--- PROBLEM STATEMENT ---
Transcribe all of the records word for word, but omit the pictures.

--- EXCERPTED DATA ---

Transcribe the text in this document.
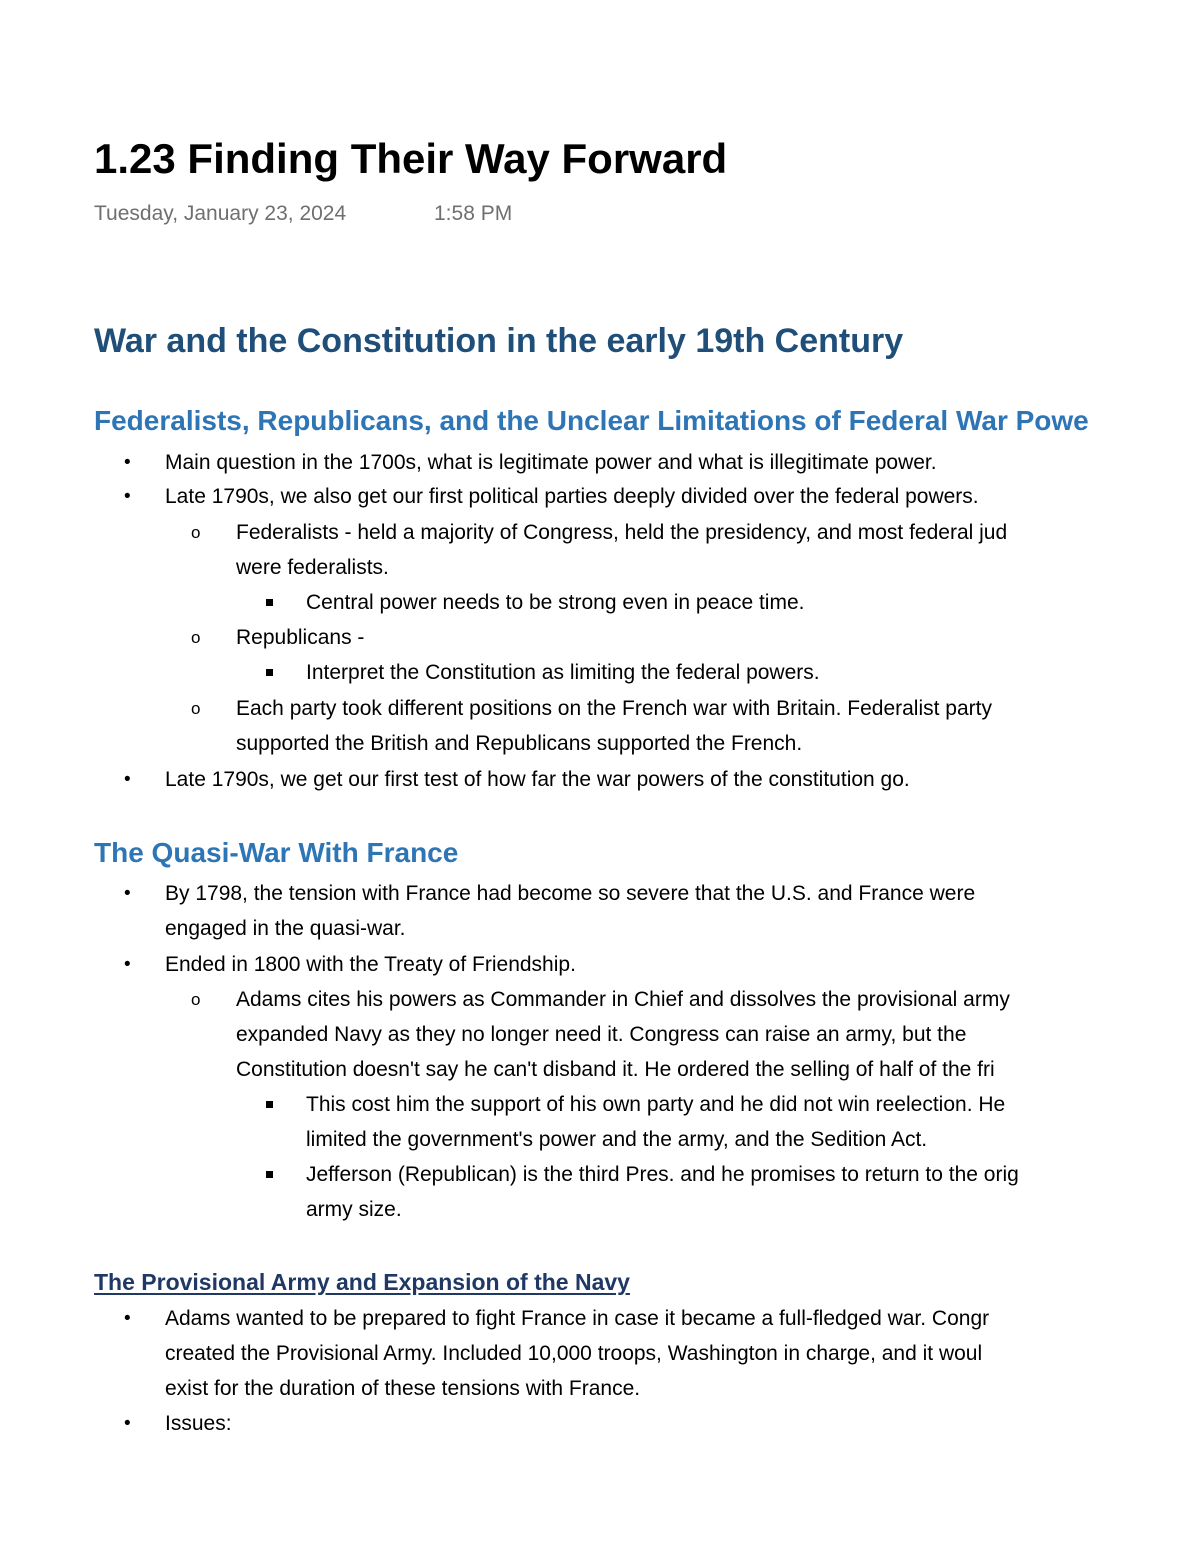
1.23 Finding Their Way Forward
Tuesday, January 23, 2024	1:58 PM
War and the Constitution in the early 19th Century
Federalists, Republicans, and the Unclear Limitations of Federal War Powe
• Main question in the 1700s, what is legitimate power and what is illegitimate power.
• Late 1790s, we also get our first political parties deeply divided over the federal powers.
o Federalists - held a majority of Congress, held the presidency, and most federal jud
were federalists.
Central power needs to be strong even in peace time.
o Republicans -
Interpret the Constitution as limiting the federal powers.
o Each party took different positions on the French war with Britain. Federalist party
supported the British and Republicans supported the French.
• Late 1790s, we get our first test of how far the war powers of the constitution go.
The Quasi-War With France
• By 1798, the tension with France had become so severe that the U.S. and France were
engaged in the quasi-war.
• Ended in 1800 with the Treaty of Friendship.
o Adams cites his powers as Commander in Chief and dissolves the provisional army
expanded Navy as they no longer need it. Congress can raise an army, but the
Constitution doesn't say he can't disband it. He ordered the selling of half of the fri
This cost him the support of his own party and he did not win reelection. He
limited the government's power and the army, and the Sedition Act.
Jefferson (Republican) is the third Pres. and he promises to return to the orig
army size.
The Provisional Army and Expansion of the Navy
• Adams wanted to be prepared to fight France in case it became a full-fledged war. Congr
created the Provisional Army. Included 10,000 troops, Washington in charge, and it woul
exist for the duration of these tensions with France.
• Issues:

--- SOLUTION TO THE EXERCISE ---
Transcribe the text in this document.
1.23 Finding Their Way Forward
Tuesday, January 23, 2024	1:58 PM
War and the Constitution in the early 19th Century
Federalists, Republicans, and the Unclear Limitations of Federal War Powe
• Main question in the 1700s, what is legitimate power and what is illegitimate power.
• Late 1790s, we also get our first political parties deeply divided over the federal powers.
o Federalists - held a majority of Congress, held the presidency, and most federal jud
were federalists.
Central power needs to be strong even in peace time.
o Republicans -
Interpret the Constitution as limiting the federal powers.
o Each party took different positions on the French war with Britain. Federalist party
supported the British and Republicans supported the French.
• Late 1790s, we get our first test of how far the war powers of the constitution go.
The Quasi-War With France
• By 1798, the tension with France had become so severe that the U.S. and France were
engaged in the quasi-war.
• Ended in 1800 with the Treaty of Friendship.
o Adams cites his powers as Commander in Chief and dissolves the provisional army
expanded Navy as they no longer need it. Congress can raise an army, but the
Constitution doesn't say he can't disband it. He ordered the selling of half of the fri
This cost him the support of his own party and he did not win reelection. He
limited the government's power and the army, and the Sedition Act.
Jefferson (Republican) is the third Pres. and he promises to return to the orig
army size.
The Provisional Army and Expansion of the Navy
• Adams wanted to be prepared to fight France in case it became a full-fledged war. Congr
created the Provisional Army. Included 10,000 troops, Washington in charge, and it woul
exist for the duration of these tensions with France.
• Issues:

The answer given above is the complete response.